**Aim of the exercise:** Gather every line below where "false" appears.

┌──

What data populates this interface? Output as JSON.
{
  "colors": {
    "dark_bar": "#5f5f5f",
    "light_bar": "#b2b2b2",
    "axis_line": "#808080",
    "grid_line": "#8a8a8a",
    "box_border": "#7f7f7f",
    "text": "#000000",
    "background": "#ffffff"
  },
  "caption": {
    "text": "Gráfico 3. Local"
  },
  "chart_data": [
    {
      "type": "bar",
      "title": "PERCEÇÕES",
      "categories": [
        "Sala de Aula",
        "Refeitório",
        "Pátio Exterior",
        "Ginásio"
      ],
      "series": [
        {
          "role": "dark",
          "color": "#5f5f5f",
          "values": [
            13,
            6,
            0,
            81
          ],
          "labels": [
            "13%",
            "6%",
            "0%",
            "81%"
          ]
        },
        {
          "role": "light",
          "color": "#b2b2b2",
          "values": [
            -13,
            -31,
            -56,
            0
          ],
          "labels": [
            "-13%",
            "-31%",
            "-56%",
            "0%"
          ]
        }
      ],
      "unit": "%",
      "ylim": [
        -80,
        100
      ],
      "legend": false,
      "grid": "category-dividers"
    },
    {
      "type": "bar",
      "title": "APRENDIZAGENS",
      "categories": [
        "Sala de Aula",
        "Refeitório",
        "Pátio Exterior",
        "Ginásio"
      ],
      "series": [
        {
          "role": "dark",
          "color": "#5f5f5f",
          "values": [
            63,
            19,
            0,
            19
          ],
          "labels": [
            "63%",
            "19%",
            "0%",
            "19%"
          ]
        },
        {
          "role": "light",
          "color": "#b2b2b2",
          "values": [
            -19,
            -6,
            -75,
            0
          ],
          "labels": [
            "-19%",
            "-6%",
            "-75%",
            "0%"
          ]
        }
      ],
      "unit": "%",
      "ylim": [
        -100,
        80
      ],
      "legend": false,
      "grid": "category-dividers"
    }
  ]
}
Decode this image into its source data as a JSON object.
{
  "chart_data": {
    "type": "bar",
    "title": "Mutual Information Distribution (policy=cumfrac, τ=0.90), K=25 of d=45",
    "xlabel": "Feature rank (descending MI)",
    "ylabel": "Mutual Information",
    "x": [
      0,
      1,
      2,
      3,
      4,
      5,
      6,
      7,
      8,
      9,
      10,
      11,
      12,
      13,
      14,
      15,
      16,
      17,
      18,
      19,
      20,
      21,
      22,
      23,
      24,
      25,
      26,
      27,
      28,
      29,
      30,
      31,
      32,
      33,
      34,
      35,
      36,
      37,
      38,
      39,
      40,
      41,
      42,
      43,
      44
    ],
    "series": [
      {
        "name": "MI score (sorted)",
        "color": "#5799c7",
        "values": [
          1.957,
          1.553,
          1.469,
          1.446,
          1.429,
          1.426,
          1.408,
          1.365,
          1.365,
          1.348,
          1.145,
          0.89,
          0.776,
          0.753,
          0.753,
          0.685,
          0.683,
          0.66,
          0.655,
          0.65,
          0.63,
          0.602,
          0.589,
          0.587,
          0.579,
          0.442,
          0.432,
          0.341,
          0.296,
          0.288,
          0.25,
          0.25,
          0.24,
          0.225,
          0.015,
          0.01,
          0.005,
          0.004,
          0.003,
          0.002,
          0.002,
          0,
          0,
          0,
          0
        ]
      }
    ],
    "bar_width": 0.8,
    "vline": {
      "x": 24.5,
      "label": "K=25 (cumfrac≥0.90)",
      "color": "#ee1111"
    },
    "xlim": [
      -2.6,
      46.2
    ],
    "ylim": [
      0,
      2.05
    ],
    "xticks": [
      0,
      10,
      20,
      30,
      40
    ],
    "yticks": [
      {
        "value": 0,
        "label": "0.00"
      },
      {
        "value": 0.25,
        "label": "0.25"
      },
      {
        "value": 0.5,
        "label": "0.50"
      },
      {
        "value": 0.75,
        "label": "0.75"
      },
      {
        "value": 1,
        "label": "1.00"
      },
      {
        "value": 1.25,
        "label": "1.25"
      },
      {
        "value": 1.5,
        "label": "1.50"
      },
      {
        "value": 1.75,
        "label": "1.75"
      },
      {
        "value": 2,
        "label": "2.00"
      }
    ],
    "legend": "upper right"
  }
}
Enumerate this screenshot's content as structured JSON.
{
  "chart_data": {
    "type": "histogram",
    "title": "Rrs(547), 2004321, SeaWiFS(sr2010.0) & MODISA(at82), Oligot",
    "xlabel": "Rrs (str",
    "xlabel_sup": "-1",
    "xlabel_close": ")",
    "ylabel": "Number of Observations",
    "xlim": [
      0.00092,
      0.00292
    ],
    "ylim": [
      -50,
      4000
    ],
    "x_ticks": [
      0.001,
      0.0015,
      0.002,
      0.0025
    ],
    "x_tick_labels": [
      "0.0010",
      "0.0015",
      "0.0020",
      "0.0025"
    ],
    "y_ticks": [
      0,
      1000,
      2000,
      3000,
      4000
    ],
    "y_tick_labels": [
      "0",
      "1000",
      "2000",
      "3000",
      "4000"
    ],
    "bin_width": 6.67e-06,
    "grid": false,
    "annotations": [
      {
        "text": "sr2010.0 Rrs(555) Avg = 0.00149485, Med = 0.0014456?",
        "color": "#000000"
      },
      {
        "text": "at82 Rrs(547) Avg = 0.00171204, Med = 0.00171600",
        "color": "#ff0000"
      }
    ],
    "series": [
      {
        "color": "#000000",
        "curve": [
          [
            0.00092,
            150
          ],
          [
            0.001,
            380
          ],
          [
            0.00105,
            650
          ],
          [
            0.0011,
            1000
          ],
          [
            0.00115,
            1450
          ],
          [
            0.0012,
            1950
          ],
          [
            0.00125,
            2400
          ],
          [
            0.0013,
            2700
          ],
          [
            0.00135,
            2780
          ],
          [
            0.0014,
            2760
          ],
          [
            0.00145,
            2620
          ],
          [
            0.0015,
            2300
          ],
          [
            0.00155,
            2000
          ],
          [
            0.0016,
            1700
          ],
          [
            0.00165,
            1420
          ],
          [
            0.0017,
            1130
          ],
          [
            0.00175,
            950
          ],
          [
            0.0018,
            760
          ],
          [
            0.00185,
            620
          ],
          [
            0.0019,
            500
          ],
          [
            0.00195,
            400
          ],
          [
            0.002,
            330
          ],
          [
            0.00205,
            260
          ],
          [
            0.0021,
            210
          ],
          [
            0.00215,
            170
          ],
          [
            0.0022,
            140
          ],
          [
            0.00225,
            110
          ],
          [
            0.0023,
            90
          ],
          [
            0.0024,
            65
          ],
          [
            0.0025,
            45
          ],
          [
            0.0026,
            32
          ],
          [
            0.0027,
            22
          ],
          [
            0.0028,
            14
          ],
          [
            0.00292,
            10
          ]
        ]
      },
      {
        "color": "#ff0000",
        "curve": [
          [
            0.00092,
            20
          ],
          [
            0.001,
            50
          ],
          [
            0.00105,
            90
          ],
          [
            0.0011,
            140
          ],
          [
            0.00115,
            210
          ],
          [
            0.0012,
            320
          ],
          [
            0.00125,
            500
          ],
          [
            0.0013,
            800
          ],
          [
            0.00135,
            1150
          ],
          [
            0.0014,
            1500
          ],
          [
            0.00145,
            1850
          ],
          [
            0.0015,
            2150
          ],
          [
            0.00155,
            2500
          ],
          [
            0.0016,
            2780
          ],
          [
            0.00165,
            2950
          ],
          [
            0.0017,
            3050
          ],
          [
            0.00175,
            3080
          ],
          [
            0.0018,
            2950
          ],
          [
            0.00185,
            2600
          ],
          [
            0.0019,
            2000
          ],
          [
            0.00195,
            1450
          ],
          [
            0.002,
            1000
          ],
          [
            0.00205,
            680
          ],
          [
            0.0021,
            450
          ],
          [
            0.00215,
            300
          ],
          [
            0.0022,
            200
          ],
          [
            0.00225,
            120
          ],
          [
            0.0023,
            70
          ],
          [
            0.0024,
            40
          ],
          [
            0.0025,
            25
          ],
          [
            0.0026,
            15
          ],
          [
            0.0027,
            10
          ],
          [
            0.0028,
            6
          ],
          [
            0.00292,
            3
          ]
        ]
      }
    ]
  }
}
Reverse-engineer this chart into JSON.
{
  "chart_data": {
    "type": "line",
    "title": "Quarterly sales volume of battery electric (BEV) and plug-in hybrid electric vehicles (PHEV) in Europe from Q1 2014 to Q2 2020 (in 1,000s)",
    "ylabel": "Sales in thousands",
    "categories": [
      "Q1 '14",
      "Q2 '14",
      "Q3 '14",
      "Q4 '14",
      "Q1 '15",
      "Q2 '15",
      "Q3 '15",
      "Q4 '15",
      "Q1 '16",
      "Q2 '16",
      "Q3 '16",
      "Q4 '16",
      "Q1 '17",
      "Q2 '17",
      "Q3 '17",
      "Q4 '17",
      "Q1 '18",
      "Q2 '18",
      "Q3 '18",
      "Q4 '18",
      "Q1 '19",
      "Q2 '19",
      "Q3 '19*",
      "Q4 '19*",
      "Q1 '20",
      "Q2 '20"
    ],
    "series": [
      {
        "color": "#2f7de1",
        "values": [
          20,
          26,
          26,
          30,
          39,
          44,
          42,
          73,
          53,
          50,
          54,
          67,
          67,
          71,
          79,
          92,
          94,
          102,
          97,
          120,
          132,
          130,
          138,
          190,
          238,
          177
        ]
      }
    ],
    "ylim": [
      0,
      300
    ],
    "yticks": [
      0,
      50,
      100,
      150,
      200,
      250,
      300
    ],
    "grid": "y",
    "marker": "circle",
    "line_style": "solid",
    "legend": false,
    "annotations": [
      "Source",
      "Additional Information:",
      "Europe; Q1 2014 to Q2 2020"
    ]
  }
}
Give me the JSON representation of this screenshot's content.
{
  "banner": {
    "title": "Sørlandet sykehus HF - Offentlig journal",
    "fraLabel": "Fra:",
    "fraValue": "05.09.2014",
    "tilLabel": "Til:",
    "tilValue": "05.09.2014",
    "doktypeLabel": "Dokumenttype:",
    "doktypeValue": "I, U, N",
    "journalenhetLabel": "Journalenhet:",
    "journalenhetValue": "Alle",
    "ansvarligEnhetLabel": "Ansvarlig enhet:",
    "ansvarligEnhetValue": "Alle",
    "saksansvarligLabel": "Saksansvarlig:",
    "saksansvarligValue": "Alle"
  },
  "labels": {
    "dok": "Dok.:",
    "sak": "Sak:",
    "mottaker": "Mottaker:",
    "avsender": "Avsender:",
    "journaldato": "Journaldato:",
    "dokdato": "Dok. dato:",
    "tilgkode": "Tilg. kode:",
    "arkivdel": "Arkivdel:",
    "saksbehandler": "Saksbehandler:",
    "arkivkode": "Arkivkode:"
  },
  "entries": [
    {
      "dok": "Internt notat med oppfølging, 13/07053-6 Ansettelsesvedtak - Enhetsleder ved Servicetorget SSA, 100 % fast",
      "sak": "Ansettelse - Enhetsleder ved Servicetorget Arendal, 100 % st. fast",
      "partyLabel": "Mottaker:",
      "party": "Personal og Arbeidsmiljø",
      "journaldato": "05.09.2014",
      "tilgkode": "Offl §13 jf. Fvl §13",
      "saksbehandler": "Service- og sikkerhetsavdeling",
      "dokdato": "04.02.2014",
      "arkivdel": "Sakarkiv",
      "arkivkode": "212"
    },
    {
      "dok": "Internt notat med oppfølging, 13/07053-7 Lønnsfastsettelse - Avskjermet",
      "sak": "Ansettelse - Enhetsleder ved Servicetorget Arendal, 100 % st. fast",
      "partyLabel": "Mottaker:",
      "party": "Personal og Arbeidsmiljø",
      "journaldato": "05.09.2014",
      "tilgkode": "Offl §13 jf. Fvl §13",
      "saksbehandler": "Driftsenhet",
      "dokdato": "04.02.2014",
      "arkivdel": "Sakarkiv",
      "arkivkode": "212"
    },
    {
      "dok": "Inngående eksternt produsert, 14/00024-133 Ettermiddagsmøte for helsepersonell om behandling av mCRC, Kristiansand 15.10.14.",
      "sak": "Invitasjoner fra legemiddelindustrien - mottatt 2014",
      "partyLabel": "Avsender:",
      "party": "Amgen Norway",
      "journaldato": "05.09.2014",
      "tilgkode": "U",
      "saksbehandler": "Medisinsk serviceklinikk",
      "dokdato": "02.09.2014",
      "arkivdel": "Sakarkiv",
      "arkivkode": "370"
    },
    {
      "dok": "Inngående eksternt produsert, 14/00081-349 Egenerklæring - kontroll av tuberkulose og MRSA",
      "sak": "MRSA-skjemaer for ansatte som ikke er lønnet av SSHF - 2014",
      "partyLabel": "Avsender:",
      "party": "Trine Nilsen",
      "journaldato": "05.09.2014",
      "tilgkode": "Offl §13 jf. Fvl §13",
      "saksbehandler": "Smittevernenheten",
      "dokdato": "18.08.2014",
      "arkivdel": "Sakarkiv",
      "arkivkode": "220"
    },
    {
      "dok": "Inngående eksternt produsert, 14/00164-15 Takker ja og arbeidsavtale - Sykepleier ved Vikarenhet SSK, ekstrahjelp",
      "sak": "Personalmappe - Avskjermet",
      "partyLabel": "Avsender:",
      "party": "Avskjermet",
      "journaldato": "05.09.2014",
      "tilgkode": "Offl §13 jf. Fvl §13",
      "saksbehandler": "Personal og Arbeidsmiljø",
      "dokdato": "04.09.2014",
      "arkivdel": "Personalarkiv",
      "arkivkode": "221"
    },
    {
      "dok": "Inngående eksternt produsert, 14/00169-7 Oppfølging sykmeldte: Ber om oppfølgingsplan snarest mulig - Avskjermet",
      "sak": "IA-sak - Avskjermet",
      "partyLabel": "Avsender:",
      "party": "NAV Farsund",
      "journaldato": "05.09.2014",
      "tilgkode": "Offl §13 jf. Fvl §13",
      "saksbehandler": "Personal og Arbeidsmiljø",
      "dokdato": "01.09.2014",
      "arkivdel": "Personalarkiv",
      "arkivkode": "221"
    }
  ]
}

└──

**In response:**
      "legend": false,
      "legend": false,
    "grid": false,
    "legend": false,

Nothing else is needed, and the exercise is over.